# Start of SUPPLIED DATA
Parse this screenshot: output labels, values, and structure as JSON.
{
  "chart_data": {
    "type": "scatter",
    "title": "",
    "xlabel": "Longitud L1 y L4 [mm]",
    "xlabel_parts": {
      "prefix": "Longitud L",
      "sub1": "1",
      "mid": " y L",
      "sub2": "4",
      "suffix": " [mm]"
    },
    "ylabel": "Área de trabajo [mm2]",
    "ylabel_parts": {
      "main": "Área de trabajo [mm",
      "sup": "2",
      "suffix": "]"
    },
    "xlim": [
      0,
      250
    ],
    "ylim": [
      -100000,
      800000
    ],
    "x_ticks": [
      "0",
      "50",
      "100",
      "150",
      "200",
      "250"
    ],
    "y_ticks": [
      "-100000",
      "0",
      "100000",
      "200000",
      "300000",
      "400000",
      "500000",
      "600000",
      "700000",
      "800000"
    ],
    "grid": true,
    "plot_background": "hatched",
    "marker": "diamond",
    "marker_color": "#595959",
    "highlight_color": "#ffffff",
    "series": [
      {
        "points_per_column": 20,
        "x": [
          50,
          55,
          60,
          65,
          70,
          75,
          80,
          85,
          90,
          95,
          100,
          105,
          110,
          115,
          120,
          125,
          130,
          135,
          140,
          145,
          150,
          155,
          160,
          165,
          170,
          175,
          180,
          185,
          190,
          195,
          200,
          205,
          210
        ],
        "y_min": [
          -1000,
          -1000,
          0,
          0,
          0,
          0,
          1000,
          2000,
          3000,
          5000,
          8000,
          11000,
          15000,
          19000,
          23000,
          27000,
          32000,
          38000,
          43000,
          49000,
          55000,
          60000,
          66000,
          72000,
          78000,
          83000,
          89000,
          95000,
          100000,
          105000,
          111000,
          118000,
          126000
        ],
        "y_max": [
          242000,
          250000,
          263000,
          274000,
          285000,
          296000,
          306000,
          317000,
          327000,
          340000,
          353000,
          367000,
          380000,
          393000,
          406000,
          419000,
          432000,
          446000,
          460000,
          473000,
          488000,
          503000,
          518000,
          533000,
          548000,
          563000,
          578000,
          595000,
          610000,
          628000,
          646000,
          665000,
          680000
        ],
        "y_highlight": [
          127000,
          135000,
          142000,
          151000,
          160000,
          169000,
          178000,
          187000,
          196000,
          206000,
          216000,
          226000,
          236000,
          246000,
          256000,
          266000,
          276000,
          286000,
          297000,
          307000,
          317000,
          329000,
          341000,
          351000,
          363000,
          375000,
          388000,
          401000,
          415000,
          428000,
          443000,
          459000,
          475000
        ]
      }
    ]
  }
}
# End of SUPPLIED DATA
# Start of SUPPLIED DATA
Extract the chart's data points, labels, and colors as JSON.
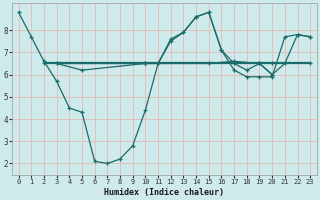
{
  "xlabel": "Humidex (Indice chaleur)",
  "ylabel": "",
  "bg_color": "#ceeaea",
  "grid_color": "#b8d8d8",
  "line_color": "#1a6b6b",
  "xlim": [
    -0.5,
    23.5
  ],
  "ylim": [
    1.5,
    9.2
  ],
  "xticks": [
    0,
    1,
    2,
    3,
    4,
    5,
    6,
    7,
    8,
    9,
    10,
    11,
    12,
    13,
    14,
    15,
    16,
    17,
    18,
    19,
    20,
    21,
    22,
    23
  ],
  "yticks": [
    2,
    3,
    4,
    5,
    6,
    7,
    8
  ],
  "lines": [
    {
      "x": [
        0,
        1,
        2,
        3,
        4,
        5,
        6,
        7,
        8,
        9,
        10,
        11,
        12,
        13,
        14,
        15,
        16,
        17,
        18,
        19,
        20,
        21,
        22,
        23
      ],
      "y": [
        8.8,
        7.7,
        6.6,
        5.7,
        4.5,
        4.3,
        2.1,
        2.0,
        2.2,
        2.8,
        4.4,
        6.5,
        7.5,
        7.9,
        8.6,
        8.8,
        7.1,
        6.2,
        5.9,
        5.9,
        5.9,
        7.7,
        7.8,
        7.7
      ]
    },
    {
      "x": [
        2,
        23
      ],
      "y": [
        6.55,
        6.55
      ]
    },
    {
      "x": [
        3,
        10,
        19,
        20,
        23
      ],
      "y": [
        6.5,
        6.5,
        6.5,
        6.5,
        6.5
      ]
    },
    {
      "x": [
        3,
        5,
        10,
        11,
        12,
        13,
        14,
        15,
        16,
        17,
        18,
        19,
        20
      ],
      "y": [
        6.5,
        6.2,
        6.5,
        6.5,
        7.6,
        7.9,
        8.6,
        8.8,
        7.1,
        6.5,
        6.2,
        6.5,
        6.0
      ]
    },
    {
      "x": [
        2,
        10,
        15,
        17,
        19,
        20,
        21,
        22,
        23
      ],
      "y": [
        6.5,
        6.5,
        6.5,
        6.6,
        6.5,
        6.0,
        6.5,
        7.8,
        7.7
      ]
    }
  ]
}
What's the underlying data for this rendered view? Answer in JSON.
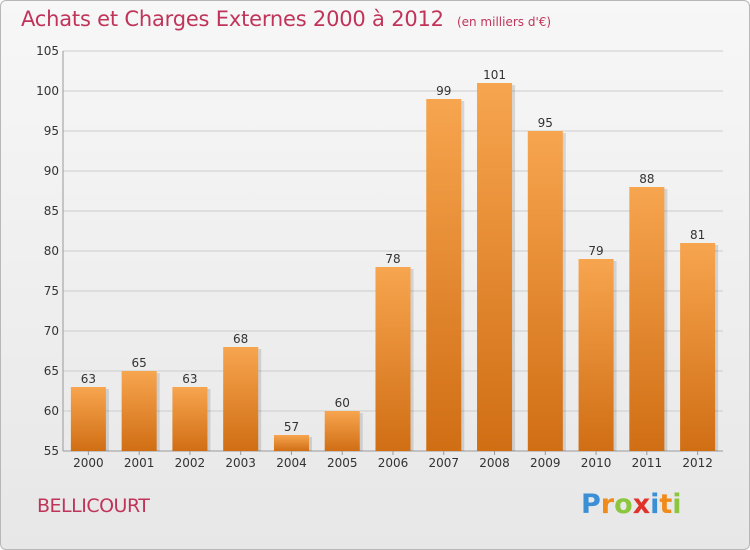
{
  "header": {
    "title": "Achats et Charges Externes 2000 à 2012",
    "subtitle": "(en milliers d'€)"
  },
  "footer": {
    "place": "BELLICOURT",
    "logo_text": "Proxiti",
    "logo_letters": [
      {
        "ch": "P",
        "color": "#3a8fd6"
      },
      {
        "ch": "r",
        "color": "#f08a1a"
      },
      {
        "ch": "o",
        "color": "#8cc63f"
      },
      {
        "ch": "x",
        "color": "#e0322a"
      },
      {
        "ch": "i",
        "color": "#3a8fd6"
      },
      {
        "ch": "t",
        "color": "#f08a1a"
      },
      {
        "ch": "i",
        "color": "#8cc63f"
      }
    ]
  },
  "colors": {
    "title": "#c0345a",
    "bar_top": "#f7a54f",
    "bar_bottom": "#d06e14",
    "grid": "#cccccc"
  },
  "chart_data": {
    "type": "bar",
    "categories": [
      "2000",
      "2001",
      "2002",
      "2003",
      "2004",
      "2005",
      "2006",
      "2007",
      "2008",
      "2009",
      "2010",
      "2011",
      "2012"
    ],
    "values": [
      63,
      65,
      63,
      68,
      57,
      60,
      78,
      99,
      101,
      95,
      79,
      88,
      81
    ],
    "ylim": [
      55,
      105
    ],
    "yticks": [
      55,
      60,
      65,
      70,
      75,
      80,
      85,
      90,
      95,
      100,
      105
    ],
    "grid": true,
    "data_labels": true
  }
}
# End of SUPPLIED DATA
• WORK TO BE COMPLETED:
Search the preceding listing for "trabajo" and extract every line where it is found.

• REPLY:
    "ylabel": "Área de trabajo [mm2]",
      "main": "Área de trabajo [mm",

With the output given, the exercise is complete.